Recorded data »
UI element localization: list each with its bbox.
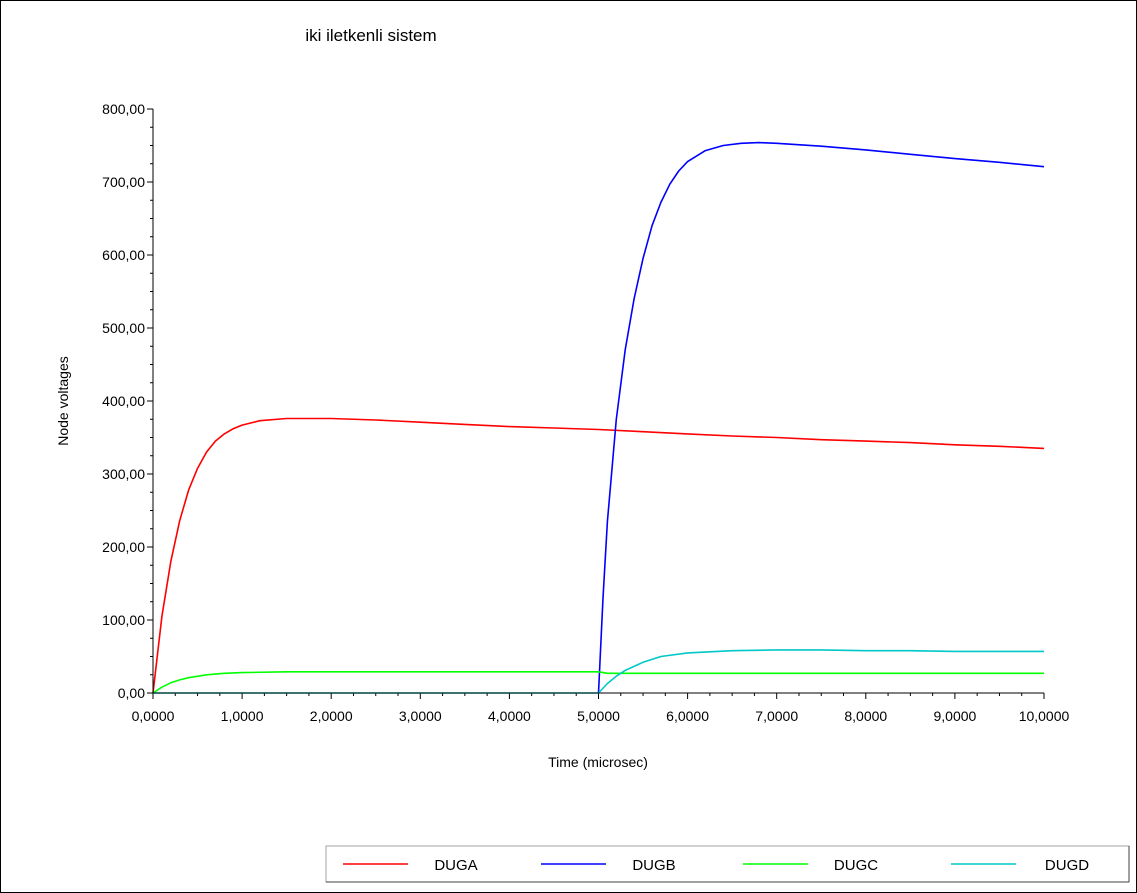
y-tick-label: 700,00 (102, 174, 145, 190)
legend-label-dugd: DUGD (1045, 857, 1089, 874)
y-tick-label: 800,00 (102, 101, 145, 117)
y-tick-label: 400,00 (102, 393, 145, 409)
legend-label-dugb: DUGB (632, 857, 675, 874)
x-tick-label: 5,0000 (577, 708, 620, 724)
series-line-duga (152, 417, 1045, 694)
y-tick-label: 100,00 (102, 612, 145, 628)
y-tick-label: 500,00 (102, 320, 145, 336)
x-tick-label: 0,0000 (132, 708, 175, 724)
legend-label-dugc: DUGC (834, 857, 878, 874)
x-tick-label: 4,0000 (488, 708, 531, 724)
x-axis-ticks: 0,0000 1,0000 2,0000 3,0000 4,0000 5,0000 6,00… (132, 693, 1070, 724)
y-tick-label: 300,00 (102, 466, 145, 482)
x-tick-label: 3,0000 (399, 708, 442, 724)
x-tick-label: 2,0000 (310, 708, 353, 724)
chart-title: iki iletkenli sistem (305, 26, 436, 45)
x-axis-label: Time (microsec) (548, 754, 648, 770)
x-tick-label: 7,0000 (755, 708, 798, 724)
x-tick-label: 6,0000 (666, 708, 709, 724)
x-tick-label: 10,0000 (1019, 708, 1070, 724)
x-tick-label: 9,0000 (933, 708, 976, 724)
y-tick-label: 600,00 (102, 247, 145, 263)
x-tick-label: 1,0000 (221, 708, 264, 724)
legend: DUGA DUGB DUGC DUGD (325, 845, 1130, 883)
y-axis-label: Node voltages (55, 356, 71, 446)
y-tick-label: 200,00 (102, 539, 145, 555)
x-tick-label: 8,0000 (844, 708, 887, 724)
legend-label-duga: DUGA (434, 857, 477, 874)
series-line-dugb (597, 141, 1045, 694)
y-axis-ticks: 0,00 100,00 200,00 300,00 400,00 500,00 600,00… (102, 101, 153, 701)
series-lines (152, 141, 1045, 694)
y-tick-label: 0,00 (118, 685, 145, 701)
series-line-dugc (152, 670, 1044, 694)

---

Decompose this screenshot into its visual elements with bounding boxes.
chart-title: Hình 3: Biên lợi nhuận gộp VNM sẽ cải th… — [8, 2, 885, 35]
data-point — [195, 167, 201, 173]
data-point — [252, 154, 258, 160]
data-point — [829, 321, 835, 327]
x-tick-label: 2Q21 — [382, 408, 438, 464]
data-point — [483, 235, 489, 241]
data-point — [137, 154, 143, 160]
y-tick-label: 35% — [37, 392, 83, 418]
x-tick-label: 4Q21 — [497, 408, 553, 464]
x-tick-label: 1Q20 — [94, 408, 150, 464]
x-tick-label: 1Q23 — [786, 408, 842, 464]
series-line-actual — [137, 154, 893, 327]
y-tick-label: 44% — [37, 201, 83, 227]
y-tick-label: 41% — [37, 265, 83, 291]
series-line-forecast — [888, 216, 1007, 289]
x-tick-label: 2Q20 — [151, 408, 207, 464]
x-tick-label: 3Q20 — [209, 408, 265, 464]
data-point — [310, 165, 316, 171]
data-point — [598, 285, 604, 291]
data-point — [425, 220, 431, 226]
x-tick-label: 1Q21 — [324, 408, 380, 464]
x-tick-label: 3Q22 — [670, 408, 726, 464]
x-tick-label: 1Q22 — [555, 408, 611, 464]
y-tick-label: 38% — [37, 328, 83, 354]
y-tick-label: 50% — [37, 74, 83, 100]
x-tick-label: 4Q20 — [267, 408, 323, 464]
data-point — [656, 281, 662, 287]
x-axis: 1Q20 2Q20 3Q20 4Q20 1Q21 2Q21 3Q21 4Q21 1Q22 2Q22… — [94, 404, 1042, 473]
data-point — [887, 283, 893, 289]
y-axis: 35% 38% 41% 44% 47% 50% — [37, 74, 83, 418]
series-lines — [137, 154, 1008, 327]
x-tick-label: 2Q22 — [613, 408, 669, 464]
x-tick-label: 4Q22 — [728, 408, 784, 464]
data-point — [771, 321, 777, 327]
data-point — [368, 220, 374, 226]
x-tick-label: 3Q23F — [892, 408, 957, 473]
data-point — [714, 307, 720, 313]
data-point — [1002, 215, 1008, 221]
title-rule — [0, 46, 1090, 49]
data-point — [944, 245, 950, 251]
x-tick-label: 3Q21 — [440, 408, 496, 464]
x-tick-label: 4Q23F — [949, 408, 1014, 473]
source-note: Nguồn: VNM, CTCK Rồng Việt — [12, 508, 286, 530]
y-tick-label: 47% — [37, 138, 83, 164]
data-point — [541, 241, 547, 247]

What the task asks » Set down, word for word, the lines of the rows above from the line with "Decompose this screenshot" to the line with "x-tick-label: 2Q21 — [382, 408, 438, 464]", including both of those lines.

Written solution »
Decompose this screenshot into its visual elements with bounding boxes.
chart-title: Hình 3: Biên lợi nhuận gộp VNM sẽ cải th… — [8, 2, 885, 35]
data-point — [195, 167, 201, 173]
data-point — [252, 154, 258, 160]
data-point — [829, 321, 835, 327]
x-tick-label: 2Q21 — [382, 408, 438, 464]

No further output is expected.